Present each line of the entries below that holds the word "saigner".

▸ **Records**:
###
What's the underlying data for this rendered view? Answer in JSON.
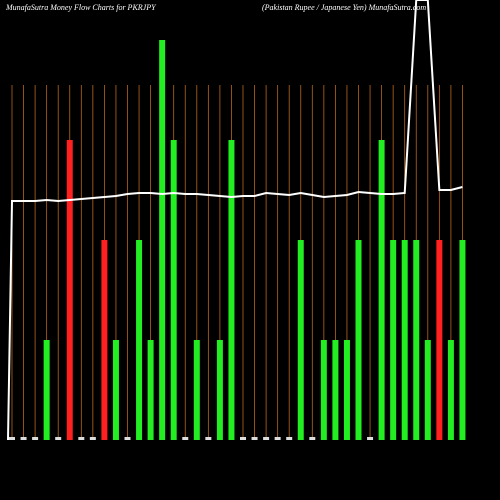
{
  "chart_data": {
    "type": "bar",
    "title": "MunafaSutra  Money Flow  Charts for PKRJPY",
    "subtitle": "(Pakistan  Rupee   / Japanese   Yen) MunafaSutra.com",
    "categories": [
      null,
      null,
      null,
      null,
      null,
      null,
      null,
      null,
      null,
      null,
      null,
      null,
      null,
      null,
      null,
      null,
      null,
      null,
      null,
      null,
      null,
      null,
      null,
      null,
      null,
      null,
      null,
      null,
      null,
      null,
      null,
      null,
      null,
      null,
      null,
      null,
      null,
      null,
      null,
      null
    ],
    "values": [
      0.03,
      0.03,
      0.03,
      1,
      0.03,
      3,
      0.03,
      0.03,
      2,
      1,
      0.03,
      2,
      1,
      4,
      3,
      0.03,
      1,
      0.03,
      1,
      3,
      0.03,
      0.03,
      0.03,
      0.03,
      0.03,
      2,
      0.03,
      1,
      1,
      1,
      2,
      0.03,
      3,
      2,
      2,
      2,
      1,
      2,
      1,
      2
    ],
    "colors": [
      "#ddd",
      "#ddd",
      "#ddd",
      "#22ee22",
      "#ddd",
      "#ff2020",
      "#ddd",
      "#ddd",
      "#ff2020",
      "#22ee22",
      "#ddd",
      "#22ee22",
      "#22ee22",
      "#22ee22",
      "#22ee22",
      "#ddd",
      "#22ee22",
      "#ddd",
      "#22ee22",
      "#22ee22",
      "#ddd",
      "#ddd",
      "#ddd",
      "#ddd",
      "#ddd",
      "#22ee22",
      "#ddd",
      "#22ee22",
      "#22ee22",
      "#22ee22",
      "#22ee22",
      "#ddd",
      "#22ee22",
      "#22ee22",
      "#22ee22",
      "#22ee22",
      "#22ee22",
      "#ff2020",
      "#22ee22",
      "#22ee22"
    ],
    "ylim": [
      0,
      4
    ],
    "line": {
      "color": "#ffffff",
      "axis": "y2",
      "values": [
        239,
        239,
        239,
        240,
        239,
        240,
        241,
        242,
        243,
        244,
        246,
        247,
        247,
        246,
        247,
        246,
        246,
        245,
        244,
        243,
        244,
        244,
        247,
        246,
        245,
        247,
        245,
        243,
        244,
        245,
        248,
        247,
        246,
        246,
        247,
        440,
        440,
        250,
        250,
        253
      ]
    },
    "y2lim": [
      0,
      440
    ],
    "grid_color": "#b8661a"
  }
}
###
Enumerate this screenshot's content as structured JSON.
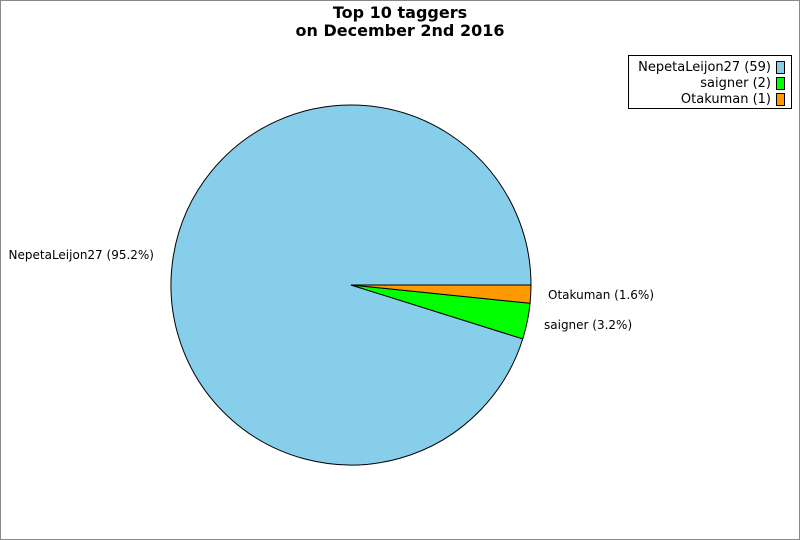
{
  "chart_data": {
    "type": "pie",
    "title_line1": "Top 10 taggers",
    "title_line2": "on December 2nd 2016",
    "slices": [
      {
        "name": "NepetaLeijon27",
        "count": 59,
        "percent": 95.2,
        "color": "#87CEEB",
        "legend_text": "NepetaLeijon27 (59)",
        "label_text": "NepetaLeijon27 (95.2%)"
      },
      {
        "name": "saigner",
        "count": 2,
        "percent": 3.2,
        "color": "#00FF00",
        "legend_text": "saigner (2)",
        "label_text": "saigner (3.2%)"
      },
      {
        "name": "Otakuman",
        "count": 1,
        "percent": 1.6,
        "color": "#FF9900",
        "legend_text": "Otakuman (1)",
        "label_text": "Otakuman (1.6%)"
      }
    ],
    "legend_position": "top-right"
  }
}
###
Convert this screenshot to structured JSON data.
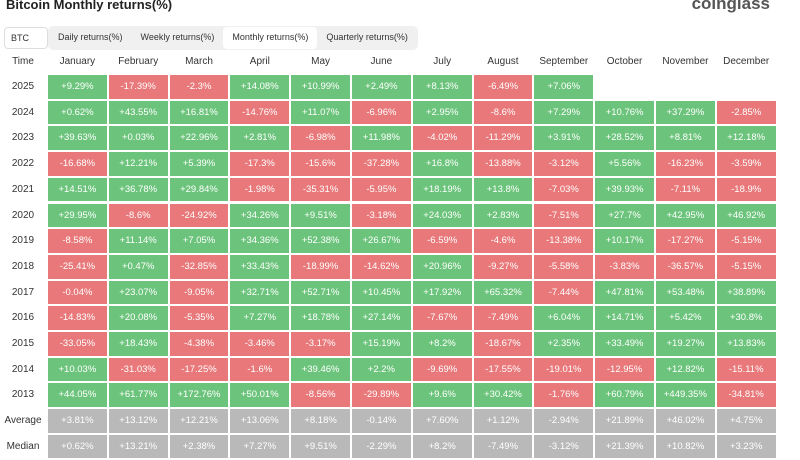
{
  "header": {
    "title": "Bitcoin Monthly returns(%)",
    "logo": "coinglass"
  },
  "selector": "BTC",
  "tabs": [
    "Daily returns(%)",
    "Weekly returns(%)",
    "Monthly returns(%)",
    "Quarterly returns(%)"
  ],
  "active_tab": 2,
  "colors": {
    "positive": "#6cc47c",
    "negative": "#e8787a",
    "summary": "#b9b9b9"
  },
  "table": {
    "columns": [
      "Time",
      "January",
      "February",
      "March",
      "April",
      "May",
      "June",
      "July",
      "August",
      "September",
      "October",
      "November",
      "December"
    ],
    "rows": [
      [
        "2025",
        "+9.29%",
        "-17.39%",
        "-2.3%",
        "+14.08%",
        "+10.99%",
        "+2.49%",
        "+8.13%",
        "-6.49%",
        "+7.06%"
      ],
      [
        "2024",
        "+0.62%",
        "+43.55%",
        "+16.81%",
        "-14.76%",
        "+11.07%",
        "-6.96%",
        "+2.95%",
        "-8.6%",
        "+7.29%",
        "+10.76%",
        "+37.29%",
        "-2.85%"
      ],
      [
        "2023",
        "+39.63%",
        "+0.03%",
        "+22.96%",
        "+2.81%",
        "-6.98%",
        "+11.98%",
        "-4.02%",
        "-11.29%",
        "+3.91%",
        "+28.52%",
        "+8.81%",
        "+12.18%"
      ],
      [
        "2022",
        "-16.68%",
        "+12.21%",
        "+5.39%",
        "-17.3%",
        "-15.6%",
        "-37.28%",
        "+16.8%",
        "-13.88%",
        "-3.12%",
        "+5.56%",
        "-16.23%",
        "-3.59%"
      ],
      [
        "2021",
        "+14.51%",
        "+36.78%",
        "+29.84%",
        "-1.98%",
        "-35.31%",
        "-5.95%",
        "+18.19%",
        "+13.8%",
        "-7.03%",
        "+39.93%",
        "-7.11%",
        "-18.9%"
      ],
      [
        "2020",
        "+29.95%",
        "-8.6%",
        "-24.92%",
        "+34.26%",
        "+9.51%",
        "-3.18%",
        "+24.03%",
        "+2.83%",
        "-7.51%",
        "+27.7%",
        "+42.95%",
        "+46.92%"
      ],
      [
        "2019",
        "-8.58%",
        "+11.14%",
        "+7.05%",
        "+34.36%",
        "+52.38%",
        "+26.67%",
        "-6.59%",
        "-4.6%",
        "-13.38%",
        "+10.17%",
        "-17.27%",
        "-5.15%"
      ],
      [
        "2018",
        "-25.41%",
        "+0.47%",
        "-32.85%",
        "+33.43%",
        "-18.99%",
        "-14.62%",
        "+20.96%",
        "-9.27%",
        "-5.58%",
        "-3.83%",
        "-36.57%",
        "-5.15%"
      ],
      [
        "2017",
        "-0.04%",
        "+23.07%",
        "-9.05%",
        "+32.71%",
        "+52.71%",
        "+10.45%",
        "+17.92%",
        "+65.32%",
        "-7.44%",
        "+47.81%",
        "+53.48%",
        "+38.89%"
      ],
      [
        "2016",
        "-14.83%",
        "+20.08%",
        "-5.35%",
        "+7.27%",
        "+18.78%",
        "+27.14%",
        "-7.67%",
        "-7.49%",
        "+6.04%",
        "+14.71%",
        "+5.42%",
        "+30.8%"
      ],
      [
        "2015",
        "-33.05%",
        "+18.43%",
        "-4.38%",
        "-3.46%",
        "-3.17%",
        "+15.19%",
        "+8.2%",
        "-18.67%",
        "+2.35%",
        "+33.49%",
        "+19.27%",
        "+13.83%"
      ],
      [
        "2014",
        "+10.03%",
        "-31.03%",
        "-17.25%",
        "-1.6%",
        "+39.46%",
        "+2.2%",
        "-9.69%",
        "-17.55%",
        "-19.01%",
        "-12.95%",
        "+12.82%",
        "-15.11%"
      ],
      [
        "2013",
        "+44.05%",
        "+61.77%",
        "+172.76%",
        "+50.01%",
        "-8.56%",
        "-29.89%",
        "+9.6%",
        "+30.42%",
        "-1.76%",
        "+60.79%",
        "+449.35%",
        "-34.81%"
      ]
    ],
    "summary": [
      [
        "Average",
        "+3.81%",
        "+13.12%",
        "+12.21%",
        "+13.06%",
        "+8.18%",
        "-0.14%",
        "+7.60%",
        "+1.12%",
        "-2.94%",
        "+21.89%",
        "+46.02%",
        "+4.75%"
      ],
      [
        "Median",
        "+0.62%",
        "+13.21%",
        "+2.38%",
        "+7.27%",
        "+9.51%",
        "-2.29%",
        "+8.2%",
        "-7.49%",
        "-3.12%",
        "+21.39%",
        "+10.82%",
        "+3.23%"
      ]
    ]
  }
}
###
▸ **TASK OUTPUT**:
        "name": "saigner",
        "legend_text": "saigner (2)",
        "label_text": "saigner (3.2%)"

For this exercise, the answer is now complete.